**Instructions for the task**
Copy each of the rows below line for line, without changing a single character.

________

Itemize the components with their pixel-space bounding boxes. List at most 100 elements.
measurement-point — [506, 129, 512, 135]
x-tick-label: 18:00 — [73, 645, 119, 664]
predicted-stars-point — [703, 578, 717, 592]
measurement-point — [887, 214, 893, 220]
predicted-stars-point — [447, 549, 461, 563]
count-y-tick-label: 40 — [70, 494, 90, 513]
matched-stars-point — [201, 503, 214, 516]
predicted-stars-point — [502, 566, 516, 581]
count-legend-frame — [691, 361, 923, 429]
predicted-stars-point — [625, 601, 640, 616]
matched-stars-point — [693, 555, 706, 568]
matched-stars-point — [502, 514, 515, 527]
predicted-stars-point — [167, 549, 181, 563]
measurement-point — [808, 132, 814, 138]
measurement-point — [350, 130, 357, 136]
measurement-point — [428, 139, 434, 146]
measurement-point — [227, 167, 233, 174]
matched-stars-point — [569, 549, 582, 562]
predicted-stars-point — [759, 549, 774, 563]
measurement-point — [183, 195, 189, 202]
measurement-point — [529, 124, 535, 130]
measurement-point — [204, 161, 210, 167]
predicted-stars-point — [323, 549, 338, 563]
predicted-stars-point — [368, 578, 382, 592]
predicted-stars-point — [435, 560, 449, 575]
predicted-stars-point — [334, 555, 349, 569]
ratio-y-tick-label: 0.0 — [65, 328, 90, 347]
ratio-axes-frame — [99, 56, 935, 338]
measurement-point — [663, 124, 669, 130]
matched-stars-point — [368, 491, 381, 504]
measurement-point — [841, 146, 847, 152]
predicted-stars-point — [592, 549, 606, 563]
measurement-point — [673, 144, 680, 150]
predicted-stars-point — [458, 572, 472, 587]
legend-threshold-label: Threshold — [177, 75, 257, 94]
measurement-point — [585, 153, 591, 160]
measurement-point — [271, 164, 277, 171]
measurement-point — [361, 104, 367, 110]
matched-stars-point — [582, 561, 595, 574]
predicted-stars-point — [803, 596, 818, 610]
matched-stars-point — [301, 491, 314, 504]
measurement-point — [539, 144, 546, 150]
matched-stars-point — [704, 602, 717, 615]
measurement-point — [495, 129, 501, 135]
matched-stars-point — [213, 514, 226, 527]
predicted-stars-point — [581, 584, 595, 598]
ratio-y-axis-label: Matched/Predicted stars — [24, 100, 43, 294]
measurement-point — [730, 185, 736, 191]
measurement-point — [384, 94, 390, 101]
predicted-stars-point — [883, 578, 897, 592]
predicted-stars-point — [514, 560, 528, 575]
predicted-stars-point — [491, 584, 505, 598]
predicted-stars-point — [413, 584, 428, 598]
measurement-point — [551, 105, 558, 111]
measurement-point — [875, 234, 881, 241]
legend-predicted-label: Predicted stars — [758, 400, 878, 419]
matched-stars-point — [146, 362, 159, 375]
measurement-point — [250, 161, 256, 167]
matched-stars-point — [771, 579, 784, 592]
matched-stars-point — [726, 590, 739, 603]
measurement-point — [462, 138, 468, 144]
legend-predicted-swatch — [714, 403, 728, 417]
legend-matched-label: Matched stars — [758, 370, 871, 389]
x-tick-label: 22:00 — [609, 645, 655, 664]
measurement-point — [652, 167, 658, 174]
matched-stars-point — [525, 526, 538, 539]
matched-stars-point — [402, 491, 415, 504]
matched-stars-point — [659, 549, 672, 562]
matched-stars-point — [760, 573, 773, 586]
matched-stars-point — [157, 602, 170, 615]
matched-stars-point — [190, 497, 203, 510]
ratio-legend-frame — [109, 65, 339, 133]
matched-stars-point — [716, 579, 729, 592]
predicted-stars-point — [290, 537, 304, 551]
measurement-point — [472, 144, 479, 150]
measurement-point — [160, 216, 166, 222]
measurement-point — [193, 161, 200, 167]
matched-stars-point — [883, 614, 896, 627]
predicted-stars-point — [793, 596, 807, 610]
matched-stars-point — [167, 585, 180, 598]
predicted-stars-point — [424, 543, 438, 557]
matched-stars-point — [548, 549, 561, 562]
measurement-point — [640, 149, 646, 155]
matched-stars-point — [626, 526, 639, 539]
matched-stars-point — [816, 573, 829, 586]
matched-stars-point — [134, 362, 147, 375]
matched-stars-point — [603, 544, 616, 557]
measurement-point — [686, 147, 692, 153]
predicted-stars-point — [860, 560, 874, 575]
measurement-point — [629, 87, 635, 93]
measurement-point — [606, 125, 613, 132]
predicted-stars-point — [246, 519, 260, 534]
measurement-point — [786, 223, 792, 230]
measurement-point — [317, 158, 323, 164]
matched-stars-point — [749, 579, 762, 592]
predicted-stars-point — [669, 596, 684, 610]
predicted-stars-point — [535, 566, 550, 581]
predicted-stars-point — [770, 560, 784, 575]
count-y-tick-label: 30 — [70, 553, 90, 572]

________

**Written answer**
Itemize the components with their pixel-space bounding boxes. List at most 100 elements.
measurement-point — [506, 129, 512, 135]
x-tick-label: 18:00 — [73, 645, 119, 664]
predicted-stars-point — [703, 578, 717, 592]
measurement-point — [887, 214, 893, 220]
predicted-stars-point — [447, 549, 461, 563]
count-y-tick-label: 40 — [70, 494, 90, 513]
matched-stars-point — [201, 503, 214, 516]
predicted-stars-point — [502, 566, 516, 581]
count-legend-frame — [691, 361, 923, 429]
predicted-stars-point — [625, 601, 640, 616]
matched-stars-point — [693, 555, 706, 568]
matched-stars-point — [502, 514, 515, 527]
predicted-stars-point — [167, 549, 181, 563]
measurement-point — [808, 132, 814, 138]
measurement-point — [350, 130, 357, 136]
measurement-point — [428, 139, 434, 146]
measurement-point — [227, 167, 233, 174]
matched-stars-point — [569, 549, 582, 562]
predicted-stars-point — [759, 549, 774, 563]
measurement-point — [183, 195, 189, 202]
measurement-point — [529, 124, 535, 130]
measurement-point — [204, 161, 210, 167]
predicted-stars-point — [323, 549, 338, 563]
predicted-stars-point — [368, 578, 382, 592]
predicted-stars-point — [435, 560, 449, 575]
predicted-stars-point — [334, 555, 349, 569]
ratio-y-tick-label: 0.0 — [65, 328, 90, 347]
ratio-axes-frame — [99, 56, 935, 338]
measurement-point — [663, 124, 669, 130]
matched-stars-point — [368, 491, 381, 504]
measurement-point — [841, 146, 847, 152]
predicted-stars-point — [592, 549, 606, 563]
measurement-point — [673, 144, 680, 150]
predicted-stars-point — [458, 572, 472, 587]
legend-threshold-label: Threshold — [177, 75, 257, 94]
measurement-point — [585, 153, 591, 160]
measurement-point — [271, 164, 277, 171]
measurement-point — [361, 104, 367, 110]
matched-stars-point — [582, 561, 595, 574]
predicted-stars-point — [803, 596, 818, 610]
matched-stars-point — [301, 491, 314, 504]
measurement-point — [539, 144, 546, 150]
matched-stars-point — [704, 602, 717, 615]
measurement-point — [495, 129, 501, 135]
matched-stars-point — [213, 514, 226, 527]
predicted-stars-point — [581, 584, 595, 598]
ratio-y-axis-label: Matched/Predicted stars — [24, 100, 43, 294]
measurement-point — [730, 185, 736, 191]
measurement-point — [384, 94, 390, 101]
predicted-stars-point — [883, 578, 897, 592]
predicted-stars-point — [514, 560, 528, 575]
predicted-stars-point — [491, 584, 505, 598]
predicted-stars-point — [413, 584, 428, 598]
measurement-point — [551, 105, 558, 111]
measurement-point — [875, 234, 881, 241]
legend-predicted-label: Predicted stars — [758, 400, 878, 419]
matched-stars-point — [146, 362, 159, 375]
measurement-point — [250, 161, 256, 167]
matched-stars-point — [771, 579, 784, 592]
matched-stars-point — [726, 590, 739, 603]
measurement-point — [462, 138, 468, 144]
legend-predicted-swatch — [714, 403, 728, 417]
legend-matched-label: Matched stars — [758, 370, 871, 389]
x-tick-label: 22:00 — [609, 645, 655, 664]
measurement-point — [652, 167, 658, 174]
matched-stars-point — [525, 526, 538, 539]
matched-stars-point — [402, 491, 415, 504]
matched-stars-point — [659, 549, 672, 562]
matched-stars-point — [760, 573, 773, 586]
matched-stars-point — [157, 602, 170, 615]
matched-stars-point — [190, 497, 203, 510]
ratio-legend-frame — [109, 65, 339, 133]
matched-stars-point — [716, 579, 729, 592]
predicted-stars-point — [290, 537, 304, 551]
measurement-point — [472, 144, 479, 150]
measurement-point — [160, 216, 166, 222]
measurement-point — [193, 161, 200, 167]
matched-stars-point — [883, 614, 896, 627]
predicted-stars-point — [793, 596, 807, 610]
matched-stars-point — [167, 585, 180, 598]
predicted-stars-point — [424, 543, 438, 557]
matched-stars-point — [548, 549, 561, 562]
measurement-point — [640, 149, 646, 155]
matched-stars-point — [626, 526, 639, 539]
matched-stars-point — [816, 573, 829, 586]
matched-stars-point — [134, 362, 147, 375]
matched-stars-point — [603, 544, 616, 557]
measurement-point — [686, 147, 692, 153]
predicted-stars-point — [860, 560, 874, 575]
measurement-point — [629, 87, 635, 93]
measurement-point — [606, 125, 613, 132]
predicted-stars-point — [246, 519, 260, 534]
measurement-point — [786, 223, 792, 230]
measurement-point — [317, 158, 323, 164]
matched-stars-point — [749, 579, 762, 592]
predicted-stars-point — [669, 596, 684, 610]
predicted-stars-point — [535, 566, 550, 581]
predicted-stars-point — [770, 560, 784, 575]
count-y-tick-label: 30 — [70, 553, 90, 572]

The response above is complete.